» **Written task**
Each line that includes the word "Mobile" counts once; give the total and nothing more.

--- Supplied information ---

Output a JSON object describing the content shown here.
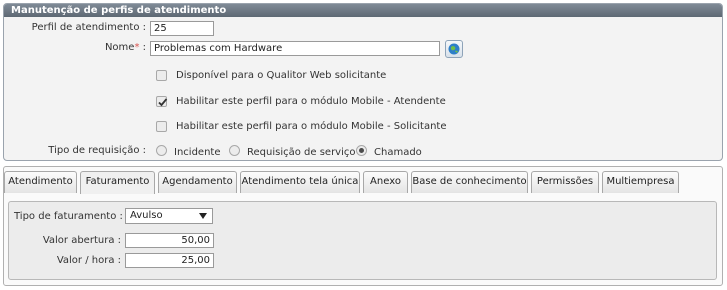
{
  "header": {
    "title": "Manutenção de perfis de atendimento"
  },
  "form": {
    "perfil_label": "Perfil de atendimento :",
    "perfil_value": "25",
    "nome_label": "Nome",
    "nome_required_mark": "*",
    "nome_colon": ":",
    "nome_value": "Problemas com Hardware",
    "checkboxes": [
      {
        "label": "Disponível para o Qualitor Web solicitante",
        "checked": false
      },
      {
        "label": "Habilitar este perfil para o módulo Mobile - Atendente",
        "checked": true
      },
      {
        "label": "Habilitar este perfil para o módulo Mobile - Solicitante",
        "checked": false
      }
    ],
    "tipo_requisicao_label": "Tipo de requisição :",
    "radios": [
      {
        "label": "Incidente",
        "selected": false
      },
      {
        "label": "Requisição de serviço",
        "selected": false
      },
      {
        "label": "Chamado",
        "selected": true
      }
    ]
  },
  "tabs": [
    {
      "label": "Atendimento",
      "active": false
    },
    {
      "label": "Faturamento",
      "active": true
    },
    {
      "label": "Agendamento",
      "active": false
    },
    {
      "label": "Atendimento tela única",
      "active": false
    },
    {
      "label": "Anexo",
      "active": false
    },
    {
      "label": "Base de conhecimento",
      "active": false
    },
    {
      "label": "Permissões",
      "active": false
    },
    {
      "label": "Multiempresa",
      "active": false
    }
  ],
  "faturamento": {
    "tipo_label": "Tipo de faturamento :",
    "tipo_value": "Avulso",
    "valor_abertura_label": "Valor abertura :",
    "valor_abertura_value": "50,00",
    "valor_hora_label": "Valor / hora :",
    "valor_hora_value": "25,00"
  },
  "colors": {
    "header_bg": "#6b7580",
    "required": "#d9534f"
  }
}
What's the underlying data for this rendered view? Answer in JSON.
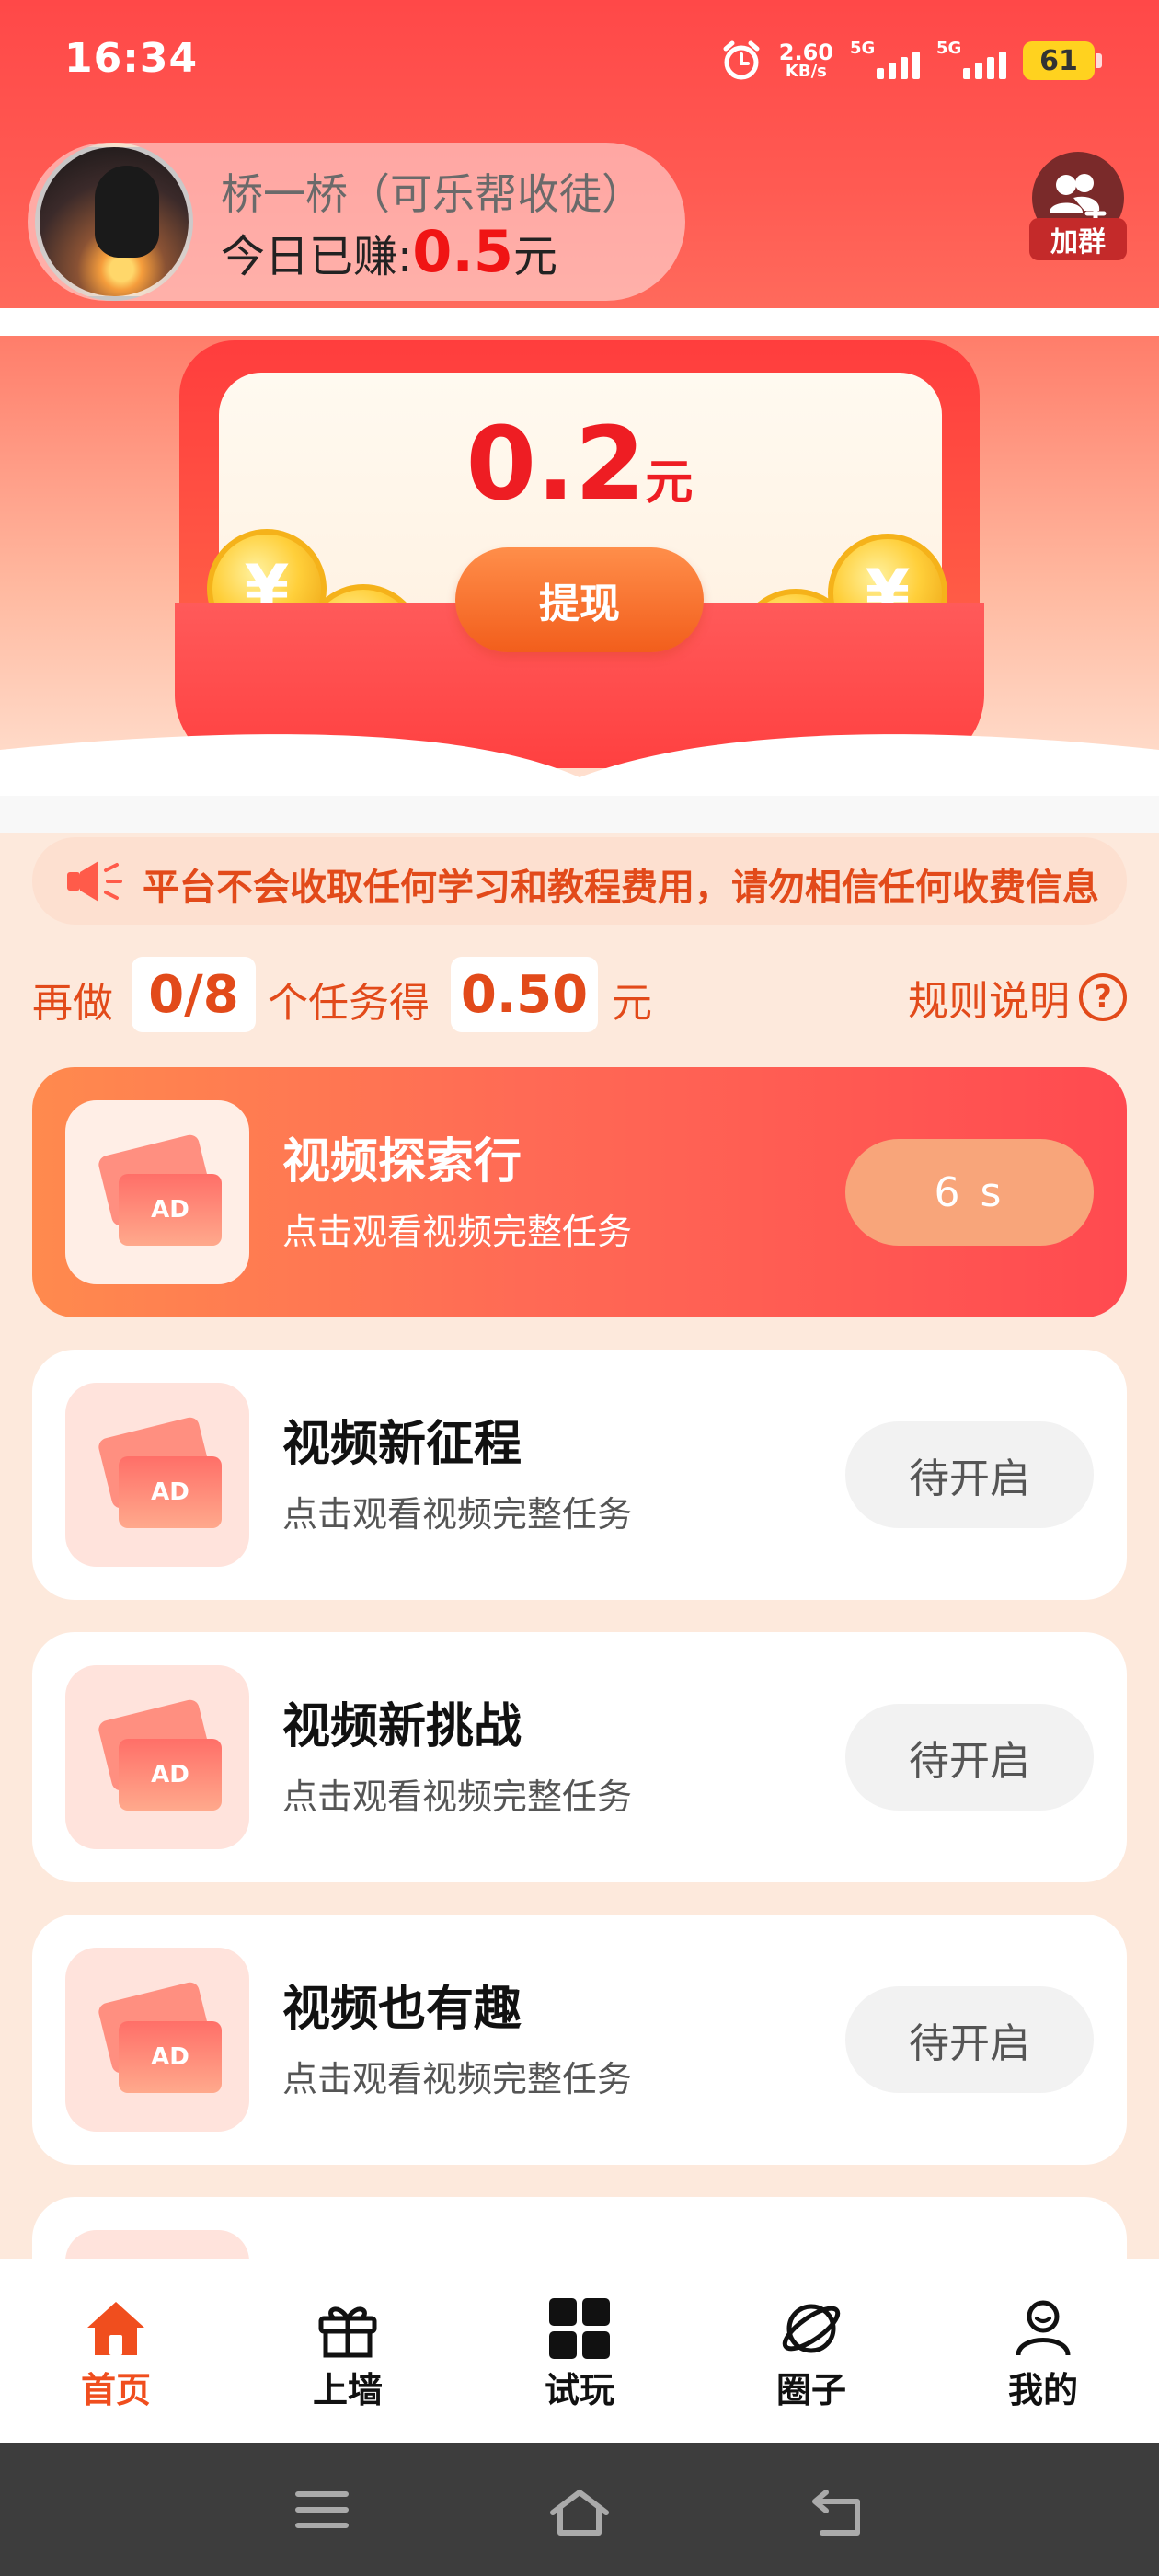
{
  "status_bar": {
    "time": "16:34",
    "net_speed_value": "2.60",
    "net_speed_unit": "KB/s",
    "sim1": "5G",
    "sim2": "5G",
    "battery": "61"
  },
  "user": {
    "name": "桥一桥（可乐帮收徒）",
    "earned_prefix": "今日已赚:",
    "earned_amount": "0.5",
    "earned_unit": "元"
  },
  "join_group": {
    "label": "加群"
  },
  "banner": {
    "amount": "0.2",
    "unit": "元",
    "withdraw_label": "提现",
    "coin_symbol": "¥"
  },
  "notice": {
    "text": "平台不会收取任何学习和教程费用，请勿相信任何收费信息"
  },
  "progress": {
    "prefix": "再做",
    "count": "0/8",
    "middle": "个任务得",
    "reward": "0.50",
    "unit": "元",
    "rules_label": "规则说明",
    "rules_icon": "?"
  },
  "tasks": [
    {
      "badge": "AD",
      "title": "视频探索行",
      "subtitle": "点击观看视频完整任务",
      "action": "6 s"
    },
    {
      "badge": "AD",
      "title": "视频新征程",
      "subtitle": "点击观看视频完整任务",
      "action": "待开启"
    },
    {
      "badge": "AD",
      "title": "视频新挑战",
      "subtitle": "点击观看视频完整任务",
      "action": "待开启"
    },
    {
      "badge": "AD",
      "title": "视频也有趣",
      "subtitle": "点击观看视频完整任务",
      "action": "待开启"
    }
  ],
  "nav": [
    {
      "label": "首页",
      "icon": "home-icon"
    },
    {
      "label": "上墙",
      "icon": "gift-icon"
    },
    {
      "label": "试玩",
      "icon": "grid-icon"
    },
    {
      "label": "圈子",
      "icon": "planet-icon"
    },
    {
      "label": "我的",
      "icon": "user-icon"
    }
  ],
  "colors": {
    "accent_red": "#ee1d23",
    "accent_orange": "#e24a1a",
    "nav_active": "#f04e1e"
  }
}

---
--- Supplied information ---

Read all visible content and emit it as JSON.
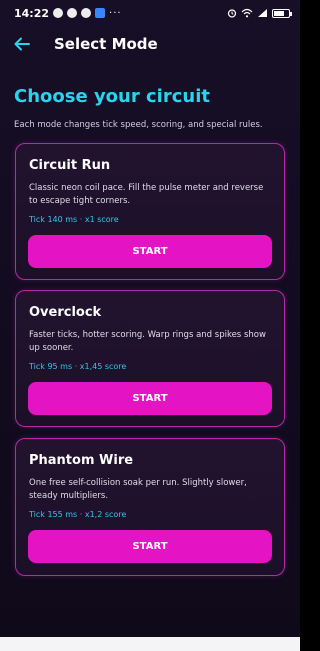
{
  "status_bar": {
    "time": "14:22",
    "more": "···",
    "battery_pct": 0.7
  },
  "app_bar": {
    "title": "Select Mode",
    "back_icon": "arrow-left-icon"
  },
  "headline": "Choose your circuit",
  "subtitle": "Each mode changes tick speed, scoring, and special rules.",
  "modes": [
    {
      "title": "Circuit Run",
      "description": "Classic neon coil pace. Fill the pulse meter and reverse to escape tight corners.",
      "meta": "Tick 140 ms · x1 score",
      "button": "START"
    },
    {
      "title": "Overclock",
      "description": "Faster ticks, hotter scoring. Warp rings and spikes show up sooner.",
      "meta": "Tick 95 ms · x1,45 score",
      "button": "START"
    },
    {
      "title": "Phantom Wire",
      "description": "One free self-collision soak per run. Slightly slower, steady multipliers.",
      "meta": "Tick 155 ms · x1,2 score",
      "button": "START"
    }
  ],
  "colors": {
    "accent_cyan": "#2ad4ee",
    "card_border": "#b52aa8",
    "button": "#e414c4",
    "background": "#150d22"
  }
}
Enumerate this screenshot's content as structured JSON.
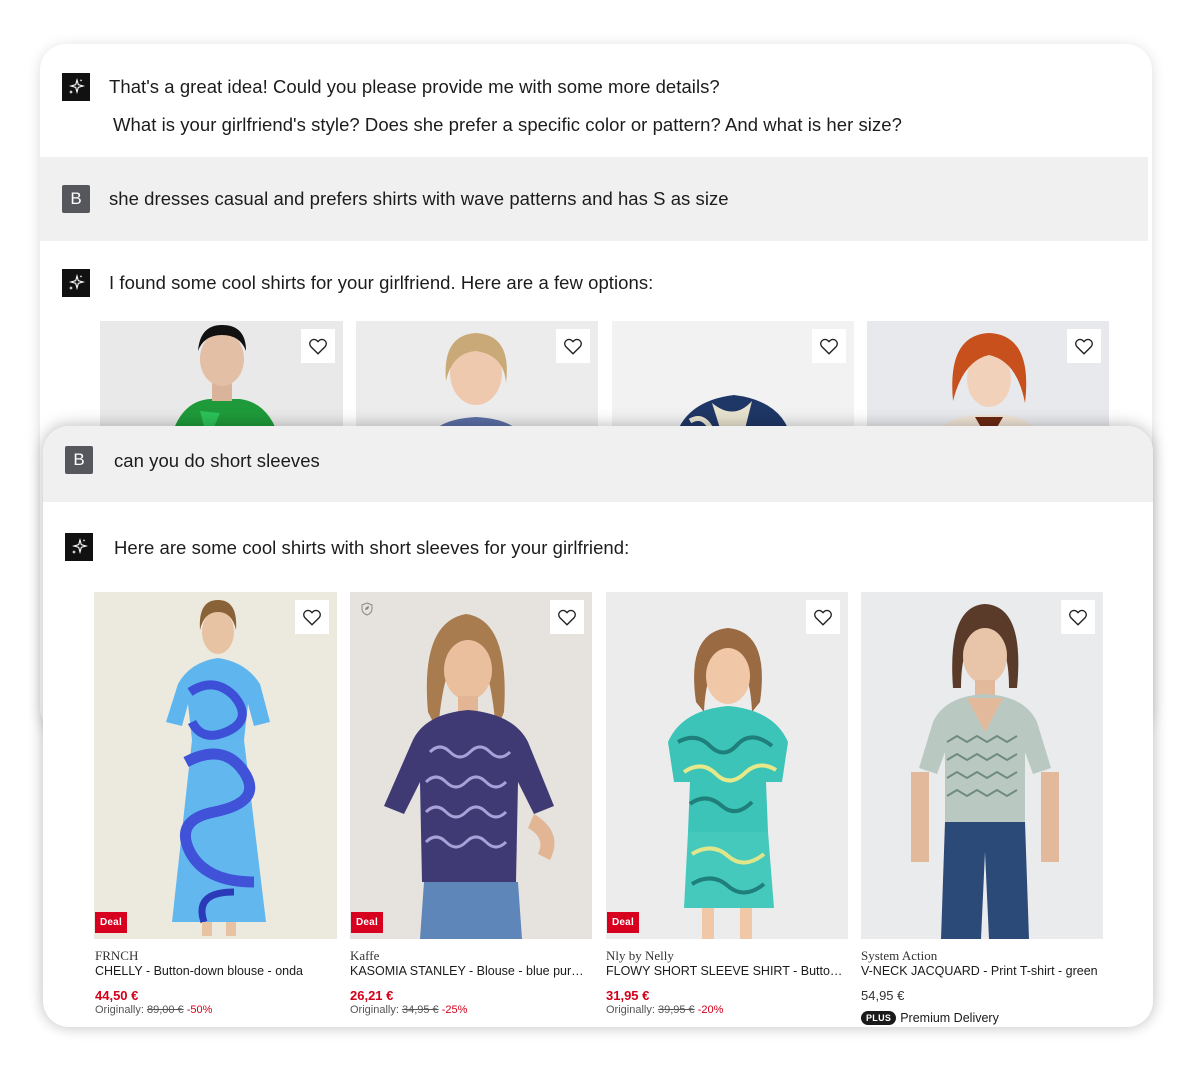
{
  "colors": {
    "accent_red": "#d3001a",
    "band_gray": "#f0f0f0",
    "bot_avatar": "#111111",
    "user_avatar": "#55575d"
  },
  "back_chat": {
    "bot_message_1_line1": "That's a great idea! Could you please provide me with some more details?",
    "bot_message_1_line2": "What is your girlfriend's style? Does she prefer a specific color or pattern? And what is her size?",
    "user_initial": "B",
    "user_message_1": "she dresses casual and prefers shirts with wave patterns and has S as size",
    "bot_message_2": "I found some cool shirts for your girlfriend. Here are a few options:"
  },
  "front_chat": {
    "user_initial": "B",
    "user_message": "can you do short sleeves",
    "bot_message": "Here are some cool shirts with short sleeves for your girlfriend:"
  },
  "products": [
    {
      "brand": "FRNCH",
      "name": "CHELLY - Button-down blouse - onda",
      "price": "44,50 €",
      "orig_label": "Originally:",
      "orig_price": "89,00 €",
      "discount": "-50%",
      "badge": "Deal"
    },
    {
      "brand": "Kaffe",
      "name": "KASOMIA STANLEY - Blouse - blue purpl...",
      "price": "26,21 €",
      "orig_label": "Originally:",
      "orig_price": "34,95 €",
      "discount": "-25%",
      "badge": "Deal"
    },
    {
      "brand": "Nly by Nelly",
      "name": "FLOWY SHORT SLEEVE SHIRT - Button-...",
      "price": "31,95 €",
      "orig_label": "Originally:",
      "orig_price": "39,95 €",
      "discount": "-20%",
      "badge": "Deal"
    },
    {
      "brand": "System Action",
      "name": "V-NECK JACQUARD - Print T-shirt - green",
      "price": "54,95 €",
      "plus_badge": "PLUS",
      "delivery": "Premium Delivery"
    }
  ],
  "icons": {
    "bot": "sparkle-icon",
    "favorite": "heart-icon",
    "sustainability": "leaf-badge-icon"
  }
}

---
--- Supplied information ---

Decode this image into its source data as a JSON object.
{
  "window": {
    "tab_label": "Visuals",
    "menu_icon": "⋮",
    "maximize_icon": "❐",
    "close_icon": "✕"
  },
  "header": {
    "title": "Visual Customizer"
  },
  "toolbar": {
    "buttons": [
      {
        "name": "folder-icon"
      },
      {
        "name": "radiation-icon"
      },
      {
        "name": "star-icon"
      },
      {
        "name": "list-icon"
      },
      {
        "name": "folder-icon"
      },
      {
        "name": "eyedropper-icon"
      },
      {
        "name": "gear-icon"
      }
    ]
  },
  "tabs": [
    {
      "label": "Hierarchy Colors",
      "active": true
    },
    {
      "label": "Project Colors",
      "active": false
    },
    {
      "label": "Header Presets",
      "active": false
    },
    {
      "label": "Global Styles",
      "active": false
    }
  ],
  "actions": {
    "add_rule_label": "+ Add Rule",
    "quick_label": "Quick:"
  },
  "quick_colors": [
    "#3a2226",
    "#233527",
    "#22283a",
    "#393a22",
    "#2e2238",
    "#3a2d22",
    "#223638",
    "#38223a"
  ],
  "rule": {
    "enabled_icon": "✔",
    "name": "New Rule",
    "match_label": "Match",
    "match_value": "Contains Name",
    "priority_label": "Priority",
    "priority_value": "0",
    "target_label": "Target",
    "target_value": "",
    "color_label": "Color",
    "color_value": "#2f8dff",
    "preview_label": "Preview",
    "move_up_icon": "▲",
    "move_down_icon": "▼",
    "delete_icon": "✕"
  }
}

---

» **Reply**
2